#### RECORDS FOR PROCESSING ####

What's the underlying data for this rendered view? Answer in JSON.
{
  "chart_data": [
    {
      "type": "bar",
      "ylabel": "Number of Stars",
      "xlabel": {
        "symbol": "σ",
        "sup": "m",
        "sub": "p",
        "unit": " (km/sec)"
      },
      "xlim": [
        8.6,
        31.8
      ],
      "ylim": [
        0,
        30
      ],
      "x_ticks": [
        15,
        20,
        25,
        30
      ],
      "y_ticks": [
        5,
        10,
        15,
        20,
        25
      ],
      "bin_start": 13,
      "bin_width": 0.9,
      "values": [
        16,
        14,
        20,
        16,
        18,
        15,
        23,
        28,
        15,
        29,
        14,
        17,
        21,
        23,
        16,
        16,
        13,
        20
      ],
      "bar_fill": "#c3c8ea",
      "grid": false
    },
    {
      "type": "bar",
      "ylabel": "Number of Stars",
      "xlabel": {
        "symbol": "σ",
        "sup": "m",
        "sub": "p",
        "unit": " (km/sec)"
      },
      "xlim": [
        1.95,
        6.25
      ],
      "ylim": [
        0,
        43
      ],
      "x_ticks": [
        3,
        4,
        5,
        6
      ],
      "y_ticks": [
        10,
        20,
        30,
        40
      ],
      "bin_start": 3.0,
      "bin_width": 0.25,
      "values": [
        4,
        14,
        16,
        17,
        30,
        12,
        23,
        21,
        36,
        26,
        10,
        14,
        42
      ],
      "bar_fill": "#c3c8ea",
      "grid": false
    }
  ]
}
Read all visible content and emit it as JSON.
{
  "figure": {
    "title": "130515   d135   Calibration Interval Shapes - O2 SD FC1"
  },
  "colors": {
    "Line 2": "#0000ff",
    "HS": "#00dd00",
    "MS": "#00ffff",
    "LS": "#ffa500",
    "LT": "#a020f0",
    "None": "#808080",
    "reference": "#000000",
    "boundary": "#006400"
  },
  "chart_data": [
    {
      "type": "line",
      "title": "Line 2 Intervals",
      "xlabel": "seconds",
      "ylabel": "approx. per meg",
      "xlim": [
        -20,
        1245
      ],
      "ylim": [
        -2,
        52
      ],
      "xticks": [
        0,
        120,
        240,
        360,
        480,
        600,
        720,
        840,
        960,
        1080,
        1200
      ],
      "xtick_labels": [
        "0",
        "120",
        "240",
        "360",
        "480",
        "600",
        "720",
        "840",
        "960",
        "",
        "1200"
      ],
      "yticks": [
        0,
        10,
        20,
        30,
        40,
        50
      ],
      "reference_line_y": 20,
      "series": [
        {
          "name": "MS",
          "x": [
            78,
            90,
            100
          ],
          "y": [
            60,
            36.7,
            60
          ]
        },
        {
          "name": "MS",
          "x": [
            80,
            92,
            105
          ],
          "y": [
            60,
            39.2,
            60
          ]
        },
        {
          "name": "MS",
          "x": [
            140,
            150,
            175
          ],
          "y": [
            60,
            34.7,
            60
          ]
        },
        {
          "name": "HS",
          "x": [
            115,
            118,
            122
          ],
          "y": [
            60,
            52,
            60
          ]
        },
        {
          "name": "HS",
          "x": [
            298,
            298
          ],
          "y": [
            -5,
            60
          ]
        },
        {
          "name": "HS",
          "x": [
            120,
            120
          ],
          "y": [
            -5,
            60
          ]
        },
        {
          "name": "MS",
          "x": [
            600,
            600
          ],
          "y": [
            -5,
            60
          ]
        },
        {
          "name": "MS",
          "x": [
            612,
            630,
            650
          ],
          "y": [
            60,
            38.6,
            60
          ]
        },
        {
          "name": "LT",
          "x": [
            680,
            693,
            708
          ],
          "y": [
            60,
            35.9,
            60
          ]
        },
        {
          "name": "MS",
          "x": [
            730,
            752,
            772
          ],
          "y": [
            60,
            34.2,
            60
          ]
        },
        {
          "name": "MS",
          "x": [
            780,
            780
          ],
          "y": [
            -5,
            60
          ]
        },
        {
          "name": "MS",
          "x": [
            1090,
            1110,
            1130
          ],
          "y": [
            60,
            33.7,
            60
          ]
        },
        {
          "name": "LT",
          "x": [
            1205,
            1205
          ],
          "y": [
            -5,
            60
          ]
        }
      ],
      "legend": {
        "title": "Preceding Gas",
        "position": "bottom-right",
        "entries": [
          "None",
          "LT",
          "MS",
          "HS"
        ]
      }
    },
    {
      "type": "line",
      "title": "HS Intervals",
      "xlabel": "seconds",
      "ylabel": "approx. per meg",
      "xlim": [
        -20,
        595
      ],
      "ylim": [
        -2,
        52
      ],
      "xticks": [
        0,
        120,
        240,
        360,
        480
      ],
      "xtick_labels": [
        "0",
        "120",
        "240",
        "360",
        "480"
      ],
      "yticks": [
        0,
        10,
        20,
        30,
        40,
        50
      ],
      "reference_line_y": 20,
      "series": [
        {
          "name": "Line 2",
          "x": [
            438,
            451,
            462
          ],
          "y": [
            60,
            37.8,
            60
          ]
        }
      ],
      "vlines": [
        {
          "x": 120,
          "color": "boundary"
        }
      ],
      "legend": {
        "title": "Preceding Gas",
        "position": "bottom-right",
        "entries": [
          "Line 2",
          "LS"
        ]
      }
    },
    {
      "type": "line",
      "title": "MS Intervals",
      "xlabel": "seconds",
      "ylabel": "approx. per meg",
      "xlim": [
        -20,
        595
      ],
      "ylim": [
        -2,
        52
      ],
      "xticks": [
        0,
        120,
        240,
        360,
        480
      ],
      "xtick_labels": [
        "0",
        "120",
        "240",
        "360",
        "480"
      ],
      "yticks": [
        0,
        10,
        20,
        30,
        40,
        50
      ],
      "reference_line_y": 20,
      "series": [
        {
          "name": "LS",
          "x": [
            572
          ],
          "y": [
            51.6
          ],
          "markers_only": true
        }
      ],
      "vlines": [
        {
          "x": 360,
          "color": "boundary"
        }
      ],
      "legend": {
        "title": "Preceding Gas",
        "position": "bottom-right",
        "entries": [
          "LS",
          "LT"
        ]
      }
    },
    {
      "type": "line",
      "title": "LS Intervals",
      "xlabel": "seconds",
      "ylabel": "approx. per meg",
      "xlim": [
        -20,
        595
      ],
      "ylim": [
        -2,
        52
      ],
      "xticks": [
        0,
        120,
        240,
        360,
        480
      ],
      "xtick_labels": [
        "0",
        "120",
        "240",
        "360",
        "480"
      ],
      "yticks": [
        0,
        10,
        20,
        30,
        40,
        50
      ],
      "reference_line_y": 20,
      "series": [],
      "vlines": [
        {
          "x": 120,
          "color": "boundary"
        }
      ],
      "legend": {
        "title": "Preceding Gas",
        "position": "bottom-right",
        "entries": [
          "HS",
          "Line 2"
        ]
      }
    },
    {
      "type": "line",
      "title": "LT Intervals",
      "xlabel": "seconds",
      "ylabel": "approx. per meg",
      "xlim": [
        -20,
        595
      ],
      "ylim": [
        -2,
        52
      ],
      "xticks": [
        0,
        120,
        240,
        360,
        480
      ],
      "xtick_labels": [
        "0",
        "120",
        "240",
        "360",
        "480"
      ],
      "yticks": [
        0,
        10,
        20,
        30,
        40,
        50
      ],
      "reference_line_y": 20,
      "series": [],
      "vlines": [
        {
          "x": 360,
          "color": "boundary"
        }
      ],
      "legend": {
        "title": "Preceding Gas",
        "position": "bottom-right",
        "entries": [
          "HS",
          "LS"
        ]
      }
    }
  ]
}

####

• JOB: Your task is to quote all of the data word for word.

• RESULT OF THIS TASK:
What's the underlying data for this rendered view? Answer in JSON.
{
  "chart_data": [
    {
      "type": "bar",
      "ylabel": "Number of Stars",
      "xlabel": {
        "symbol": "σ",
        "sup": "m",
        "sub": "p",
        "unit": " (km/sec)"
      },
      "xlim": [
        8.6,
        31.8
      ],
      "ylim": [
        0,
        30
      ],
      "x_ticks": [
        15,
        20,
        25,
        30
      ],
      "y_ticks": [
        5,
        10,
        15,
        20,
        25
      ],
      "bin_start": 13,
      "bin_width": 0.9,
      "values": [
        16,
        14,
        20,
        16,
        18,
        15,
        23,
        28,
        15,
        29,
        14,
        17,
        21,
        23,
        16,
        16,
        13,
        20
      ],
      "bar_fill": "#c3c8ea",
      "grid": false
    },
    {
      "type": "bar",
      "ylabel": "Number of Stars",
      "xlabel": {
        "symbol": "σ",
        "sup": "m",
        "sub": "p",
        "unit": " (km/sec)"
      },
      "xlim": [
        1.95,
        6.25
      ],
      "ylim": [
        0,
        43
      ],
      "x_ticks": [
        3,
        4,
        5,
        6
      ],
      "y_ticks": [
        10,
        20,
        30,
        40
      ],
      "bin_start": 3.0,
      "bin_width": 0.25,
      "values": [
        4,
        14,
        16,
        17,
        30,
        12,
        23,
        21,
        36,
        26,
        10,
        14,
        42
      ],
      "bar_fill": "#c3c8ea",
      "grid": false
    }
  ]
}
Read all visible content and emit it as JSON.
{
  "figure": {
    "title": "130515   d135   Calibration Interval Shapes - O2 SD FC1"
  },
  "colors": {
    "Line 2": "#0000ff",
    "HS": "#00dd00",
    "MS": "#00ffff",
    "LS": "#ffa500",
    "LT": "#a020f0",
    "None": "#808080",
    "reference": "#000000",
    "boundary": "#006400"
  },
  "chart_data": [
    {
      "type": "line",
      "title": "Line 2 Intervals",
      "xlabel": "seconds",
      "ylabel": "approx. per meg",
      "xlim": [
        -20,
        1245
      ],
      "ylim": [
        -2,
        52
      ],
      "xticks": [
        0,
        120,
        240,
        360,
        480,
        600,
        720,
        840,
        960,
        1080,
        1200
      ],
      "xtick_labels": [
        "0",
        "120",
        "240",
        "360",
        "480",
        "600",
        "720",
        "840",
        "960",
        "",
        "1200"
      ],
      "yticks": [
        0,
        10,
        20,
        30,
        40,
        50
      ],
      "reference_line_y": 20,
      "series": [
        {
          "name": "MS",
          "x": [
            78,
            90,
            100
          ],
          "y": [
            60,
            36.7,
            60
          ]
        },
        {
          "name": "MS",
          "x": [
            80,
            92,
            105
          ],
          "y": [
            60,
            39.2,
            60
          ]
        },
        {
          "name": "MS",
          "x": [
            140,
            150,
            175
          ],
          "y": [
            60,
            34.7,
            60
          ]
        },
        {
          "name": "HS",
          "x": [
            115,
            118,
            122
          ],
          "y": [
            60,
            52,
            60
          ]
        },
        {
          "name": "HS",
          "x": [
            298,
            298
          ],
          "y": [
            -5,
            60
          ]
        },
        {
          "name": "HS",
          "x": [
            120,
            120
          ],
          "y": [
            -5,
            60
          ]
        },
        {
          "name": "MS",
          "x": [
            600,
            600
          ],
          "y": [
            -5,
            60
          ]
        },
        {
          "name": "MS",
          "x": [
            612,
            630,
            650
          ],
          "y": [
            60,
            38.6,
            60
          ]
        },
        {
          "name": "LT",
          "x": [
            680,
            693,
            708
          ],
          "y": [
            60,
            35.9,
            60
          ]
        },
        {
          "name": "MS",
          "x": [
            730,
            752,
            772
          ],
          "y": [
            60,
            34.2,
            60
          ]
        },
        {
          "name": "MS",
          "x": [
            780,
            780
          ],
          "y": [
            -5,
            60
          ]
        },
        {
          "name": "MS",
          "x": [
            1090,
            1110,
            1130
          ],
          "y": [
            60,
            33.7,
            60
          ]
        },
        {
          "name": "LT",
          "x": [
            1205,
            1205
          ],
          "y": [
            -5,
            60
          ]
        }
      ],
      "legend": {
        "title": "Preceding Gas",
        "position": "bottom-right",
        "entries": [
          "None",
          "LT",
          "MS",
          "HS"
        ]
      }
    },
    {
      "type": "line",
      "title": "HS Intervals",
      "xlabel": "seconds",
      "ylabel": "approx. per meg",
      "xlim": [
        -20,
        595
      ],
      "ylim": [
        -2,
        52
      ],
      "xticks": [
        0,
        120,
        240,
        360,
        480
      ],
      "xtick_labels": [
        "0",
        "120",
        "240",
        "360",
        "480"
      ],
      "yticks": [
        0,
        10,
        20,
        30,
        40,
        50
      ],
      "reference_line_y": 20,
      "series": [
        {
          "name": "Line 2",
          "x": [
            438,
            451,
            462
          ],
          "y": [
            60,
            37.8,
            60
          ]
        }
      ],
      "vlines": [
        {
          "x": 120,
          "color": "boundary"
        }
      ],
      "legend": {
        "title": "Preceding Gas",
        "position": "bottom-right",
        "entries": [
          "Line 2",
          "LS"
        ]
      }
    },
    {
      "type": "line",
      "title": "MS Intervals",
      "xlabel": "seconds",
      "ylabel": "approx. per meg",
      "xlim": [
        -20,
        595
      ],
      "ylim": [
        -2,
        52
      ],
      "xticks": [
        0,
        120,
        240,
        360,
        480
      ],
      "xtick_labels": [
        "0",
        "120",
        "240",
        "360",
        "480"
      ],
      "yticks": [
        0,
        10,
        20,
        30,
        40,
        50
      ],
      "reference_line_y": 20,
      "series": [
        {
          "name": "LS",
          "x": [
            572
          ],
          "y": [
            51.6
          ],
          "markers_only": true
        }
      ],
      "vlines": [
        {
          "x": 360,
          "color": "boundary"
        }
      ],
      "legend": {
        "title": "Preceding Gas",
        "position": "bottom-right",
        "entries": [
          "LS",
          "LT"
        ]
      }
    },
    {
      "type": "line",
      "title": "LS Intervals",
      "xlabel": "seconds",
      "ylabel": "approx. per meg",
      "xlim": [
        -20,
        595
      ],
      "ylim": [
        -2,
        52
      ],
      "xticks": [
        0,
        120,
        240,
        360,
        480
      ],
      "xtick_labels": [
        "0",
        "120",
        "240",
        "360",
        "480"
      ],
      "yticks": [
        0,
        10,
        20,
        30,
        40,
        50
      ],
      "reference_line_y": 20,
      "series": [],
      "vlines": [
        {
          "x": 120,
          "color": "boundary"
        }
      ],
      "legend": {
        "title": "Preceding Gas",
        "position": "bottom-right",
        "entries": [
          "HS",
          "Line 2"
        ]
      }
    },
    {
      "type": "line",
      "title": "LT Intervals",
      "xlabel": "seconds",
      "ylabel": "approx. per meg",
      "xlim": [
        -20,
        595
      ],
      "ylim": [
        -2,
        52
      ],
      "xticks": [
        0,
        120,
        240,
        360,
        480
      ],
      "xtick_labels": [
        "0",
        "120",
        "240",
        "360",
        "480"
      ],
      "yticks": [
        0,
        10,
        20,
        30,
        40,
        50
      ],
      "reference_line_y": 20,
      "series": [],
      "vlines": [
        {
          "x": 360,
          "color": "boundary"
        }
      ],
      "legend": {
        "title": "Preceding Gas",
        "position": "bottom-right",
        "entries": [
          "HS",
          "LS"
        ]
      }
    }
  ]
}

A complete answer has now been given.